→ **TASK DIRECTIONS**:
Only the pictures stay out; every record is to be quoted exactly.

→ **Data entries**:
★ ★ ★

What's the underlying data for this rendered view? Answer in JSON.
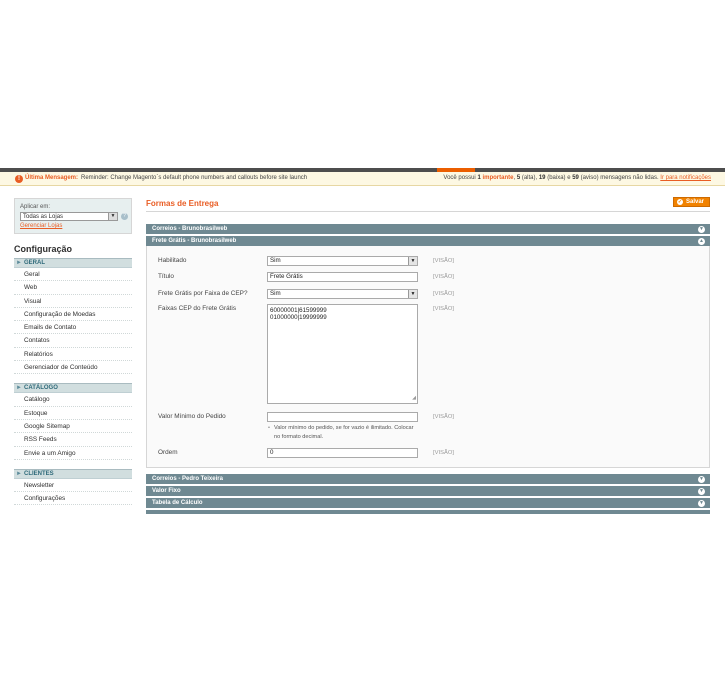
{
  "message_bar": {
    "warn_icon": "!",
    "label": "Última Mensagem:",
    "text": "Reminder: Change Magento`s default phone numbers and callouts before site launch",
    "summary_prefix": "Você possui",
    "count_important": "1",
    "important_label": "importante",
    "count_high": "5",
    "high_label": "(alta),",
    "count_low": "19",
    "low_label": "(baixa) e",
    "count_notice": "59",
    "notice_label": "(aviso) mensagens não lidas.",
    "link": "Ir para notificações"
  },
  "scope_switcher": {
    "label": "Aplicar em:",
    "selected": "Todas as Lojas",
    "manage_link": "Gerenciar Lojas"
  },
  "sidebar": {
    "title": "Configuração",
    "groups": [
      {
        "label": "GERAL",
        "items": [
          "Geral",
          "Web",
          "Visual",
          "Configuração de Moedas",
          "Emails de Contato",
          "Contatos",
          "Relatórios",
          "Gerenciador de Conteúdo"
        ]
      },
      {
        "label": "CATÁLOGO",
        "items": [
          "Catálogo",
          "Estoque",
          "Google Sitemap",
          "RSS Feeds",
          "Envie a um Amigo"
        ]
      },
      {
        "label": "CLIENTES",
        "items": [
          "Newsletter",
          "Configurações"
        ]
      }
    ]
  },
  "main": {
    "title": "Formas de Entrega",
    "save_label": "Salvar",
    "sections": {
      "correios_bruno": "Correios - Brunobrasilweb",
      "frete_gratis": "Frete Grátis - Brunobrasilweb",
      "correios_pedro": "Correios - Pedro Teixeira",
      "valor_fixo": "Valor Fixo",
      "tabela_calculo": "Tabela de Cálculo"
    },
    "form": {
      "enabled_label": "Habilitado",
      "enabled_value": "Sim",
      "title_label": "Título",
      "title_value": "Frete Grátis",
      "by_zip_label": "Frete Grátis por Faixa de CEP?",
      "by_zip_value": "Sim",
      "zip_ranges_label": "Faixas CEP do Frete Grátis",
      "zip_range_1": "60000001|61599999",
      "zip_range_2": "01000000|19999999",
      "min_order_label": "Valor Mínimo do Pedido",
      "min_order_value": "",
      "min_order_note_1": "Valor mínimo do pedido, se for vazio é ilimitado. Colocar",
      "min_order_note_2": "no formato decimal.",
      "order_label": "Ordem",
      "order_value": "0",
      "scope": "[VISÃO]"
    }
  },
  "colors": {
    "accent": "#e95d24",
    "section_header": "#6f8992",
    "sidebar_group": "#d1dedf"
  }
}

★ ★ ★

→ **RESPONSE TO THE EXERCISE**:
What's the underlying data for this rendered view? Answer in JSON.
{
  "message_bar": {
    "warn_icon": "!",
    "label": "Última Mensagem:",
    "text": "Reminder: Change Magento`s default phone numbers and callouts before site launch",
    "summary_prefix": "Você possui",
    "count_important": "1",
    "important_label": "importante",
    "count_high": "5",
    "high_label": "(alta),",
    "count_low": "19",
    "low_label": "(baixa) e",
    "count_notice": "59",
    "notice_label": "(aviso) mensagens não lidas.",
    "link": "Ir para notificações"
  },
  "scope_switcher": {
    "label": "Aplicar em:",
    "selected": "Todas as Lojas",
    "manage_link": "Gerenciar Lojas"
  },
  "sidebar": {
    "title": "Configuração",
    "groups": [
      {
        "label": "GERAL",
        "items": [
          "Geral",
          "Web",
          "Visual",
          "Configuração de Moedas",
          "Emails de Contato",
          "Contatos",
          "Relatórios",
          "Gerenciador de Conteúdo"
        ]
      },
      {
        "label": "CATÁLOGO",
        "items": [
          "Catálogo",
          "Estoque",
          "Google Sitemap",
          "RSS Feeds",
          "Envie a um Amigo"
        ]
      },
      {
        "label": "CLIENTES",
        "items": [
          "Newsletter",
          "Configurações"
        ]
      }
    ]
  },
  "main": {
    "title": "Formas de Entrega",
    "save_label": "Salvar",
    "sections": {
      "correios_bruno": "Correios - Brunobrasilweb",
      "frete_gratis": "Frete Grátis - Brunobrasilweb",
      "correios_pedro": "Correios - Pedro Teixeira",
      "valor_fixo": "Valor Fixo",
      "tabela_calculo": "Tabela de Cálculo"
    },
    "form": {
      "enabled_label": "Habilitado",
      "enabled_value": "Sim",
      "title_label": "Título",
      "title_value": "Frete Grátis",
      "by_zip_label": "Frete Grátis por Faixa de CEP?",
      "by_zip_value": "Sim",
      "zip_ranges_label": "Faixas CEP do Frete Grátis",
      "zip_range_1": "60000001|61599999",
      "zip_range_2": "01000000|19999999",
      "min_order_label": "Valor Mínimo do Pedido",
      "min_order_value": "",
      "min_order_note_1": "Valor mínimo do pedido, se for vazio é ilimitado. Colocar",
      "min_order_note_2": "no formato decimal.",
      "order_label": "Ordem",
      "order_value": "0",
      "scope": "[VISÃO]"
    }
  },
  "colors": {
    "accent": "#e95d24",
    "section_header": "#6f8992",
    "sidebar_group": "#d1dedf"
  }
}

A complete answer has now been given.